*What is needed:*
Search the data for the word "Adobe". Reproduce every line where it is found.

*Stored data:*
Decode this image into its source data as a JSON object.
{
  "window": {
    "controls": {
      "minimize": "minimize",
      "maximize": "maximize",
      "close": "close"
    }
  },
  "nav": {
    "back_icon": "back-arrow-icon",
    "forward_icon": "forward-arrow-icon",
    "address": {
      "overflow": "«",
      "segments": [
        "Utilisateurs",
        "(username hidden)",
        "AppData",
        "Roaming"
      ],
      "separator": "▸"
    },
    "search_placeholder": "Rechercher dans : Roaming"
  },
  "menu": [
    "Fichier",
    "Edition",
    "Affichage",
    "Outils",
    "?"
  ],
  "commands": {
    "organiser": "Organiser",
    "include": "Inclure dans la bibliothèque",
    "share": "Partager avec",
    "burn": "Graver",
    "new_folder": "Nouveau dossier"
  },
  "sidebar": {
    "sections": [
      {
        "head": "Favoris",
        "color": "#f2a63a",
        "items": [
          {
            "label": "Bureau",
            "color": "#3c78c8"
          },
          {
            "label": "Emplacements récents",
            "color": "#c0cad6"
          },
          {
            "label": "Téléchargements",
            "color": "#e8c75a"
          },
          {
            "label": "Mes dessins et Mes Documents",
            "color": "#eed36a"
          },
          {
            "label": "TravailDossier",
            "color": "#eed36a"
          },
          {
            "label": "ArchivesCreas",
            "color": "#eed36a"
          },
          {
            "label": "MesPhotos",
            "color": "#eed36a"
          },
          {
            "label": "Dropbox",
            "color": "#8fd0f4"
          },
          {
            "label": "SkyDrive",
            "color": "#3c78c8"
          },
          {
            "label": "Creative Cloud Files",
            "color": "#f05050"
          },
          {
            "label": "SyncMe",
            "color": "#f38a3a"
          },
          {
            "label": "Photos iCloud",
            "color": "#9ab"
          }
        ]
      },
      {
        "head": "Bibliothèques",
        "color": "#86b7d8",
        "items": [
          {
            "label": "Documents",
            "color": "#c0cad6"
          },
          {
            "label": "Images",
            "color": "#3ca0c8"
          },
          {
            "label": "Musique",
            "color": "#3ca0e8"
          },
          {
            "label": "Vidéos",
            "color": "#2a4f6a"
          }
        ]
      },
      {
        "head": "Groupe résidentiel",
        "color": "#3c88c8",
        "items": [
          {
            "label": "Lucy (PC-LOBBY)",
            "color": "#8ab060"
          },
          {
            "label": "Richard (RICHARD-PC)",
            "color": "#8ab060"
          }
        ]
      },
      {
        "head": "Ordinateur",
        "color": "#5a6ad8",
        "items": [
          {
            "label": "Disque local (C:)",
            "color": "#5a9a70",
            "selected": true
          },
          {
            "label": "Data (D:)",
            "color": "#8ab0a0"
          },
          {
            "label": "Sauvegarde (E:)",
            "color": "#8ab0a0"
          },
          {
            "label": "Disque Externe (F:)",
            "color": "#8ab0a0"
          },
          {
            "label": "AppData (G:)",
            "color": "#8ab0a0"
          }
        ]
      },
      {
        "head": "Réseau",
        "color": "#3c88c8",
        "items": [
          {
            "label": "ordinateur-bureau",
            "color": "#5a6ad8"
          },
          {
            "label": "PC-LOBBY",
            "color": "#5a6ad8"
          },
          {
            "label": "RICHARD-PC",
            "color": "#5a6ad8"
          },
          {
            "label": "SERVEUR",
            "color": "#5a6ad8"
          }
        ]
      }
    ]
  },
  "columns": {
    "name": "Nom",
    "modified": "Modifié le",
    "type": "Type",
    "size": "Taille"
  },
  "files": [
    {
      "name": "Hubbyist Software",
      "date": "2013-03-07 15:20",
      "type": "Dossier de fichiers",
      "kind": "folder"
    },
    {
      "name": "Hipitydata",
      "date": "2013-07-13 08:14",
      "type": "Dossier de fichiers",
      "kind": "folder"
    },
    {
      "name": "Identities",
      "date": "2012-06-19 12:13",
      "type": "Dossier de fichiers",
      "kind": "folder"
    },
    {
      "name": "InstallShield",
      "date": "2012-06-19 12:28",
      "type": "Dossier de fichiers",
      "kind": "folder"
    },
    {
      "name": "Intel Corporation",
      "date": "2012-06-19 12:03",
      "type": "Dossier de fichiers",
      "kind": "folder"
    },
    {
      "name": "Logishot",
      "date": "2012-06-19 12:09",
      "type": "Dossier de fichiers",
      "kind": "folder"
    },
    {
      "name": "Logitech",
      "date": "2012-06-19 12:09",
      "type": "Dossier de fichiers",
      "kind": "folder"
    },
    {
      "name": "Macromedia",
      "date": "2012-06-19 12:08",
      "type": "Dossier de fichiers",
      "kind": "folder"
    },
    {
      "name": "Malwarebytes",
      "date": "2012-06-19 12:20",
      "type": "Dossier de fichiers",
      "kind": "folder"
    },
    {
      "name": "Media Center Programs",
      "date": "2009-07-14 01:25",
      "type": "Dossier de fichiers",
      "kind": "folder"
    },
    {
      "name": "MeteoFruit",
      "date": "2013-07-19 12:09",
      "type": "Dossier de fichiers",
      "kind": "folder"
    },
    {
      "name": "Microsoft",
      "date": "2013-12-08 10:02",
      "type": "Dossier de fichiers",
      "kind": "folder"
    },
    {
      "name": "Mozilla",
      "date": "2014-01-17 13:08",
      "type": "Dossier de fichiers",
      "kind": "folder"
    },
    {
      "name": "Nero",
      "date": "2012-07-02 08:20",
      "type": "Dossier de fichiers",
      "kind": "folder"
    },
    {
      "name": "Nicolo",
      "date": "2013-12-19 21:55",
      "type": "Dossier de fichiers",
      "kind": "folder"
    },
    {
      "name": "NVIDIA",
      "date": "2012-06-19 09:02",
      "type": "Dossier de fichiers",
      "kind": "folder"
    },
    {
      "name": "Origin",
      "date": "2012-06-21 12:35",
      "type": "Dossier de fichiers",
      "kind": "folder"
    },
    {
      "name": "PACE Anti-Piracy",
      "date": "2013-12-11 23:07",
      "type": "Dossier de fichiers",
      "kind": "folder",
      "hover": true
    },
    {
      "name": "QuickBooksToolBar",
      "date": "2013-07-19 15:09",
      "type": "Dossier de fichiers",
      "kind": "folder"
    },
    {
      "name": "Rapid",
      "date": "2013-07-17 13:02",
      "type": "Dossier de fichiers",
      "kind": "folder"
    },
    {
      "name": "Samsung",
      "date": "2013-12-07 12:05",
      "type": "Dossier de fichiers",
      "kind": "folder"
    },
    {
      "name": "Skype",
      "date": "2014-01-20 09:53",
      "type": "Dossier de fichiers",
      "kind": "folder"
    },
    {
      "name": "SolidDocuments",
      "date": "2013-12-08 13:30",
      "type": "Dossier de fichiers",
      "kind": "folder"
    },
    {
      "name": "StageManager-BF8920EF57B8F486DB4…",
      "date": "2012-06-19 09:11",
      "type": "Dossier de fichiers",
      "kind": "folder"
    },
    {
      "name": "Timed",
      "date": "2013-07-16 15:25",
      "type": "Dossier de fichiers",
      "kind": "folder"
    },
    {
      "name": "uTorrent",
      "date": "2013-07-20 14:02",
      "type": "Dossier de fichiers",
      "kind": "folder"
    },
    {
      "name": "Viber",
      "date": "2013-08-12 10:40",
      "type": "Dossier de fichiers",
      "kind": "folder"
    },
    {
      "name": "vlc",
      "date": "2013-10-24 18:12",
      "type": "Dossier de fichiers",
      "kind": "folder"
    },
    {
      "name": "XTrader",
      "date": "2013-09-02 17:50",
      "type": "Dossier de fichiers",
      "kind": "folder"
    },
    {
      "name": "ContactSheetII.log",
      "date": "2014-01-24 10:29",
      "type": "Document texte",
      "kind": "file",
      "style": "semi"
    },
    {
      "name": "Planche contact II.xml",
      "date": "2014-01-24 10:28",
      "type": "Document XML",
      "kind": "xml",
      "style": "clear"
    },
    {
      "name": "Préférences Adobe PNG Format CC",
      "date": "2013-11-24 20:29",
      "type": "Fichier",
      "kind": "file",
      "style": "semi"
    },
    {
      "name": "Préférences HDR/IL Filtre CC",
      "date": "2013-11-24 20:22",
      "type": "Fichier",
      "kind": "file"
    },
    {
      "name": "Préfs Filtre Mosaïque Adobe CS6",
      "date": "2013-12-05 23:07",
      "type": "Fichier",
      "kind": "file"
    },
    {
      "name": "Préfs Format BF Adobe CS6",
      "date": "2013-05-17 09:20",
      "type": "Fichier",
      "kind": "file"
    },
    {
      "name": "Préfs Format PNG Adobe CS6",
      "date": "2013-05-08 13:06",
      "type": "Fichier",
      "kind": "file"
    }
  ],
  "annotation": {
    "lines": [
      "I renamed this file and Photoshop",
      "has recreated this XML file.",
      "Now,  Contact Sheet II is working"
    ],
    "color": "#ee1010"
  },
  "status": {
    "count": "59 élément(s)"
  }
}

*Task answer:*
      "name": "Préférences Adobe PNG Format CC",
      "name": "Préfs Filtre Mosaïque Adobe CS6",
      "name": "Préfs Format BF Adobe CS6",
      "name": "Préfs Format PNG Adobe CS6",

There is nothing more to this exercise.